» STATED TASK:
Show every line containing "right" by copying it.

» MATERIAL FOR THE TASK:
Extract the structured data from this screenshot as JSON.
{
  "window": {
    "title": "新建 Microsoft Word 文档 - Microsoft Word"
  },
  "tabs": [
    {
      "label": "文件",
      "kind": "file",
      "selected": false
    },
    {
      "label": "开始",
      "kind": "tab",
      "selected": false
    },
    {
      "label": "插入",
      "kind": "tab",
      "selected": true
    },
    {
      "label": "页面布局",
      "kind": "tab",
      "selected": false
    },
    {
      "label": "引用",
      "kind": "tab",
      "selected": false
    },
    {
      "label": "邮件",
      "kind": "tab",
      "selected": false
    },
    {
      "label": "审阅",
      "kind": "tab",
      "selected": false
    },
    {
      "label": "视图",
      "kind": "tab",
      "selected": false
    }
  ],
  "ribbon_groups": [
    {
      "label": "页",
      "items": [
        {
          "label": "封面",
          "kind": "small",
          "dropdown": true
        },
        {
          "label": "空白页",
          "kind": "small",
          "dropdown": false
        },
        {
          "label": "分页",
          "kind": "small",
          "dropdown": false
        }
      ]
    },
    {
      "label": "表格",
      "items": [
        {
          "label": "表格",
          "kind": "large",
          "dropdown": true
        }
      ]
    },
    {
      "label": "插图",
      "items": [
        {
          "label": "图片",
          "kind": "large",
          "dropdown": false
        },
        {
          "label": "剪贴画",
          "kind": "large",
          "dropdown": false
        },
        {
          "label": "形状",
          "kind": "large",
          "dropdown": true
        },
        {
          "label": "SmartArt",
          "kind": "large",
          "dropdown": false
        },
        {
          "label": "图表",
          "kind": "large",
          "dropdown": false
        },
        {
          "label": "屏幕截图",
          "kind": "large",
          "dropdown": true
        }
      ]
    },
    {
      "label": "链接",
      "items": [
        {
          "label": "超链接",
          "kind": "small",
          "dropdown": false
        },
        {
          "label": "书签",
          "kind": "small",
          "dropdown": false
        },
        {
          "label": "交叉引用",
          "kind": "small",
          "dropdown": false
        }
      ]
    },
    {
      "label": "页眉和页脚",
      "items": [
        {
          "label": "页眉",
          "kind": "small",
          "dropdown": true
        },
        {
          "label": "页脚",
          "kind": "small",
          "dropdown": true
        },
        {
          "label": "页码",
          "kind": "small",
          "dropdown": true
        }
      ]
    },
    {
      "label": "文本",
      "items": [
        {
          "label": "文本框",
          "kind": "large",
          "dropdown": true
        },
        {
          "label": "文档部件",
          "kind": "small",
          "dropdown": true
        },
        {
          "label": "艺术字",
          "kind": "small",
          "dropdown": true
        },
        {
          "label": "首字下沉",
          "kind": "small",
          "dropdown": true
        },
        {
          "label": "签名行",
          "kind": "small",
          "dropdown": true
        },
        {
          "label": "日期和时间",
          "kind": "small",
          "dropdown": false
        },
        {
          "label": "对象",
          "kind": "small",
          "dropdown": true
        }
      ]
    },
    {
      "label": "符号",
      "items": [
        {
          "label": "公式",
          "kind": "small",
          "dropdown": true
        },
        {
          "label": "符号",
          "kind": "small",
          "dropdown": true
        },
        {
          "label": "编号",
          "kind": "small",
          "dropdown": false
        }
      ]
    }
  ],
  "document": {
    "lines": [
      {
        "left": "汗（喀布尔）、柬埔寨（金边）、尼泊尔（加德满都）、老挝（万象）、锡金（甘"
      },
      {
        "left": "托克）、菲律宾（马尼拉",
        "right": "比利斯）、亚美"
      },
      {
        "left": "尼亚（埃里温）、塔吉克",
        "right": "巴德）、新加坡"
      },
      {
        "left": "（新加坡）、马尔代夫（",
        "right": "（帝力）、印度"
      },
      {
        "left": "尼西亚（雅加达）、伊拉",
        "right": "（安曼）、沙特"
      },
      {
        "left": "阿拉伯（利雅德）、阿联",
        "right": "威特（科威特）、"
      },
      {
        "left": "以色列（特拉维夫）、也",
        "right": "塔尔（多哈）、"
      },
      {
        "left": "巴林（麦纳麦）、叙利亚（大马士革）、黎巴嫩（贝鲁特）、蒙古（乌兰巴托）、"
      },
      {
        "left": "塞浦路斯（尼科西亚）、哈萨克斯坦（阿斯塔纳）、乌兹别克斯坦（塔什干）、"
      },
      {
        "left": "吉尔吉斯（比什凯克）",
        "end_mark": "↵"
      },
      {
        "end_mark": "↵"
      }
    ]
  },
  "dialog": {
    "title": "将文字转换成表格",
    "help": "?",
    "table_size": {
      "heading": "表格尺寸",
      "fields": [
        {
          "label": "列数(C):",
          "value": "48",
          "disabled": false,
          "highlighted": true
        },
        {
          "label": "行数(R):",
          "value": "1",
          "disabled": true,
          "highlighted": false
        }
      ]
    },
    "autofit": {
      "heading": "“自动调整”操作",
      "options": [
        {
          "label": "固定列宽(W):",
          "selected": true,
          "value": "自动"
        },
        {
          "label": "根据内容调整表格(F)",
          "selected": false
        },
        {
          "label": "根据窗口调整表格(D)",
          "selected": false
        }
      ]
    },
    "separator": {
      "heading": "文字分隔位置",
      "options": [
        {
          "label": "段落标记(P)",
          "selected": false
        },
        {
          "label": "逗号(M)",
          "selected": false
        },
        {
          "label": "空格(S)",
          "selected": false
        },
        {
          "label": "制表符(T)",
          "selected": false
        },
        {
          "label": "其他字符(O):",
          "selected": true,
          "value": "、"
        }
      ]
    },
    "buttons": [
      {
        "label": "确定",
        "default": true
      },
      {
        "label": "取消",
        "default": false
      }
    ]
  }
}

» SOLUTION:
        "right": "比利斯）、亚美"
        "right": "巴德）、新加坡"
        "right": "（帝力）、印度"
        "right": "（安曼）、沙特"
        "right": "威特（科威特）、"
        "right": "塔尔（多哈）、"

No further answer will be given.